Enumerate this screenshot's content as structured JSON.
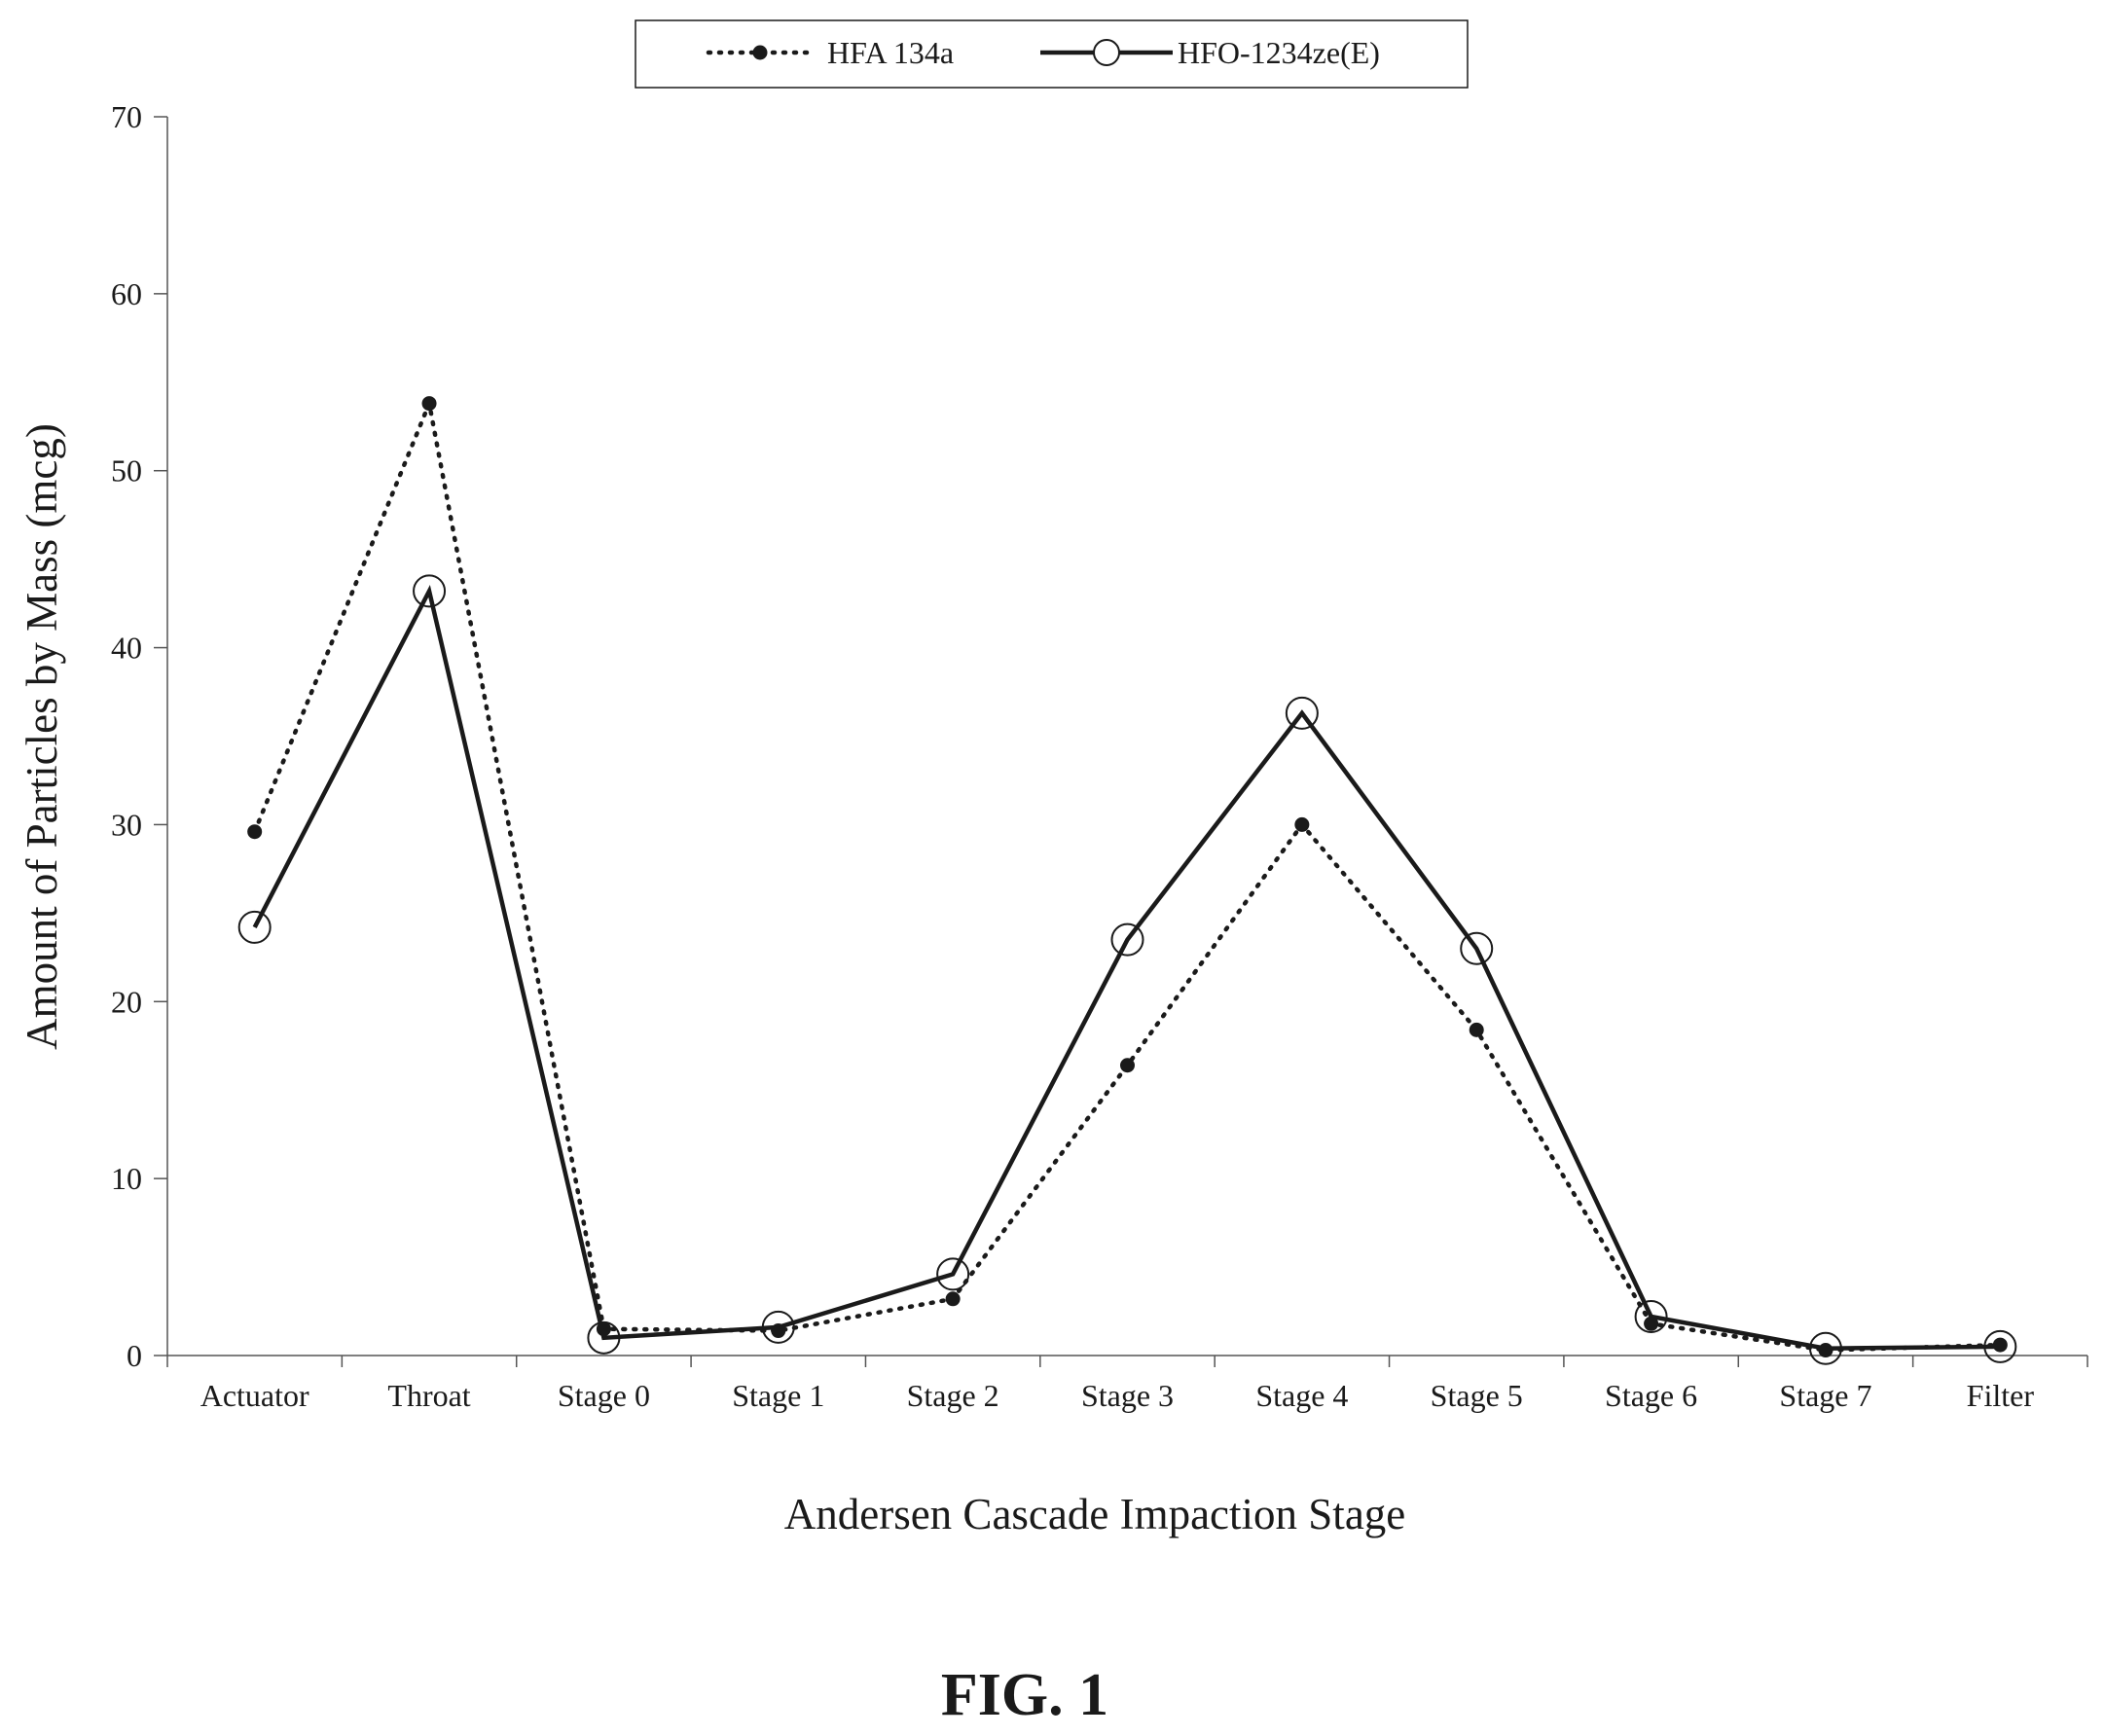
{
  "figure_caption": "FIG. 1",
  "chart_data": {
    "type": "line",
    "title": "",
    "xlabel": "Andersen Cascade Impaction Stage",
    "ylabel": "Amount of Particles by Mass (mcg)",
    "ylim": [
      0,
      70
    ],
    "yticks": [
      0,
      10,
      20,
      30,
      40,
      50,
      60,
      70
    ],
    "ytick_labels": [
      "0",
      "10",
      "20",
      "30",
      "40",
      "50",
      "60",
      "70"
    ],
    "grid": false,
    "legend_position": "top-center",
    "categories": [
      "Actuator",
      "Throat",
      "Stage 0",
      "Stage 1",
      "Stage 2",
      "Stage 3",
      "Stage 4",
      "Stage 5",
      "Stage 6",
      "Stage 7",
      "Filter"
    ],
    "series": [
      {
        "name": "HFA 134a",
        "line_style": "dotted",
        "marker": "filled-circle",
        "color": "#1a1a1a",
        "values": [
          29.6,
          53.8,
          1.5,
          1.4,
          3.2,
          16.4,
          30.0,
          18.4,
          1.8,
          0.3,
          0.6
        ]
      },
      {
        "name": "HFO-1234ze(E)",
        "line_style": "solid",
        "marker": "open-circle",
        "color": "#1a1a1a",
        "values": [
          24.2,
          43.2,
          1.0,
          1.6,
          4.6,
          23.5,
          36.3,
          23.0,
          2.2,
          0.4,
          0.5
        ]
      }
    ]
  }
}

• **OBJECTIVE**
In the material above, find the lines that contain "circle" and show them.

• **EXERCISE ANSWER**
        "marker": "filled-circle",
        "marker": "open-circle",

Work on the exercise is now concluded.